### Work to complete
Look through the data below and return each line where "watermark" appears.

### Information given
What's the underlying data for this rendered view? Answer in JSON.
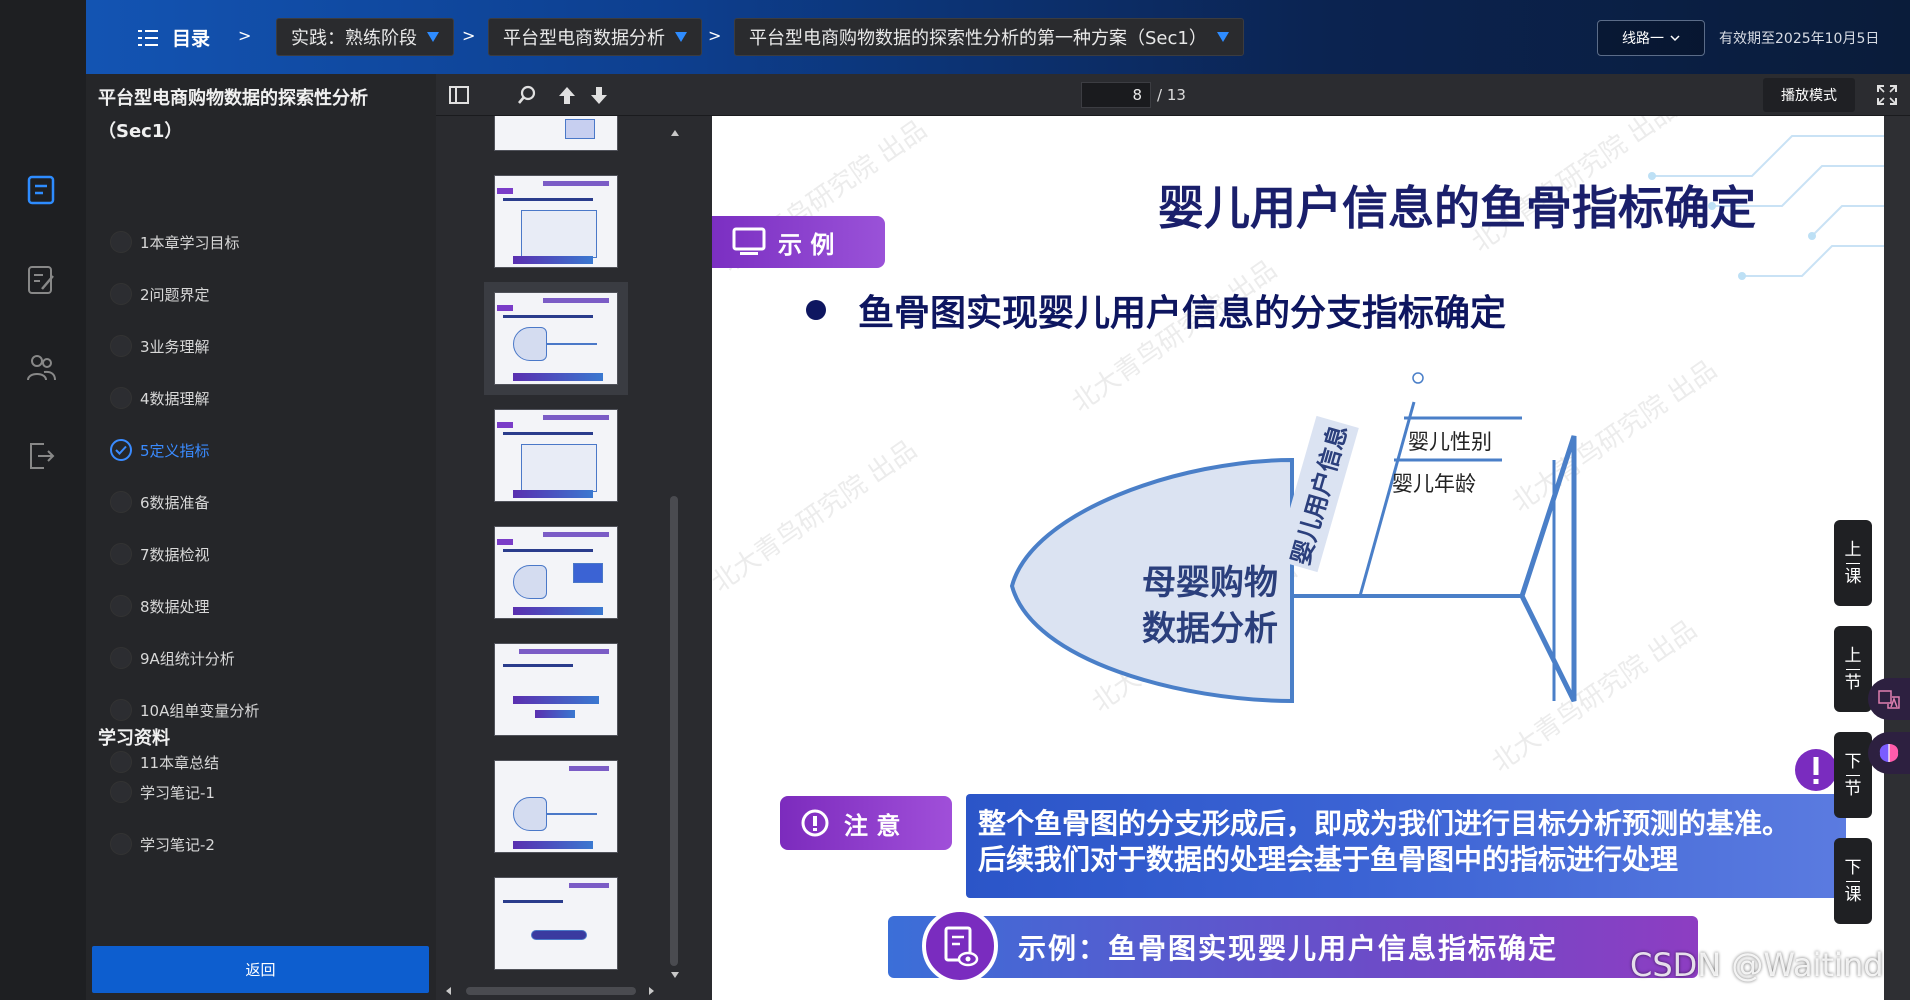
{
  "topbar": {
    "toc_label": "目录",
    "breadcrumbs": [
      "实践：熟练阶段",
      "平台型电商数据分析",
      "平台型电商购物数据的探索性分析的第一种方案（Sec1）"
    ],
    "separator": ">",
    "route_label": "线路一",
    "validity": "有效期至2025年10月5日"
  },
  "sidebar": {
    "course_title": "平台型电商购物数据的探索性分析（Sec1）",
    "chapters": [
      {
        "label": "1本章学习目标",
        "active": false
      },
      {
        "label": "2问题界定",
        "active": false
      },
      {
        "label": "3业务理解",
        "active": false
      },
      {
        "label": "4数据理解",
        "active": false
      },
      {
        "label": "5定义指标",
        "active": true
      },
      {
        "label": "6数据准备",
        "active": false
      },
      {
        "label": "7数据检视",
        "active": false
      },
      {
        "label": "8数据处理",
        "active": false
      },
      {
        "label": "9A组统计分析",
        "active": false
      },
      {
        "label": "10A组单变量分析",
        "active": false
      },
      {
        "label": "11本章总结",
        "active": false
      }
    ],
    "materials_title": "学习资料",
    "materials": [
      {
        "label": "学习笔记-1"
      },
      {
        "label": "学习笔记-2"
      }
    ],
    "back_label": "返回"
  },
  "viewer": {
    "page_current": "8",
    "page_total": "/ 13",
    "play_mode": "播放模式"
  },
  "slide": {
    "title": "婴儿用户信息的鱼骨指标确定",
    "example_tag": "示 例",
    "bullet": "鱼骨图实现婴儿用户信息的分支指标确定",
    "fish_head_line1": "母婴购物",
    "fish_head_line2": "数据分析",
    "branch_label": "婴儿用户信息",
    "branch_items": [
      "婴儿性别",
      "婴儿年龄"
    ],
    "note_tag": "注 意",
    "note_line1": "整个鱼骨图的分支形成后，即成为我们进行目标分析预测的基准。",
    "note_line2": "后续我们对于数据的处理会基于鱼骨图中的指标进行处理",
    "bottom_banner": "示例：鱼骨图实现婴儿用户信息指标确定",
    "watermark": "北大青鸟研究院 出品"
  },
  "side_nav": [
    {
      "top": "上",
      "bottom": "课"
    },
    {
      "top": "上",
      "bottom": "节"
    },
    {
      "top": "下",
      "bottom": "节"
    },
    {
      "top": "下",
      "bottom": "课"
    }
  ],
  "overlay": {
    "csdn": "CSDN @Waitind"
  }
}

...

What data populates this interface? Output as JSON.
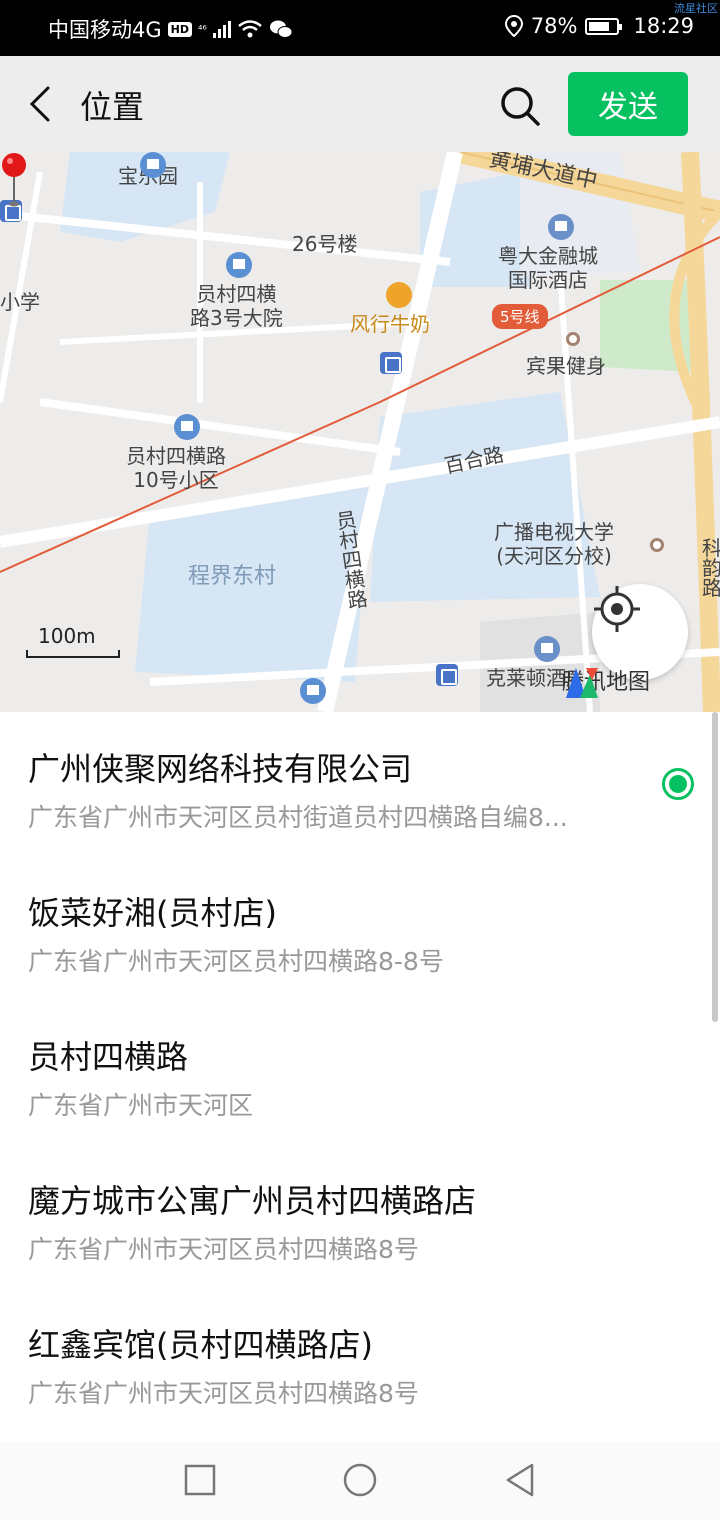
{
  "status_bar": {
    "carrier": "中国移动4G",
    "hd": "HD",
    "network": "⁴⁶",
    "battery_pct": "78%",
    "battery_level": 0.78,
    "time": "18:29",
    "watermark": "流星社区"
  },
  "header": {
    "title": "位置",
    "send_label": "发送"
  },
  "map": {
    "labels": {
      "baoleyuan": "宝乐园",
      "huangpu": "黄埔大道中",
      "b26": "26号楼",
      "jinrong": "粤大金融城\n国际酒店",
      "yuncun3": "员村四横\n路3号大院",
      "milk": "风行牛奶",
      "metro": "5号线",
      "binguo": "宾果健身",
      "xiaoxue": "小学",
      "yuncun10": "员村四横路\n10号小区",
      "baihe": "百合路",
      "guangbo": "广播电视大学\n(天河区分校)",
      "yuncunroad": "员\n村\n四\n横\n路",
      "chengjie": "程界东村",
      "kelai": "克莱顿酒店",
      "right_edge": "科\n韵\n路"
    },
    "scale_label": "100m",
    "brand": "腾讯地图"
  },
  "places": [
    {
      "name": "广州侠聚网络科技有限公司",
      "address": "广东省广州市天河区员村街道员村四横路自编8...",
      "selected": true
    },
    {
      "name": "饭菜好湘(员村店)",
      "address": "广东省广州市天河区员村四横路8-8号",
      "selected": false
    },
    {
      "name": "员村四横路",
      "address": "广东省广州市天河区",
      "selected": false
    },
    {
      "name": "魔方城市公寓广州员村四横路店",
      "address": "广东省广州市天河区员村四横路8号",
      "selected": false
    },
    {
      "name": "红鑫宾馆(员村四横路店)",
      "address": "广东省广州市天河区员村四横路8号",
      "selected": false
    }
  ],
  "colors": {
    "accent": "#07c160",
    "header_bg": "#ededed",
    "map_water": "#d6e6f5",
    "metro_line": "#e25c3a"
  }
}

### Answer to this task
    "watermark": "北大青鸟研究院 出品"
    "watermark": "流星社区"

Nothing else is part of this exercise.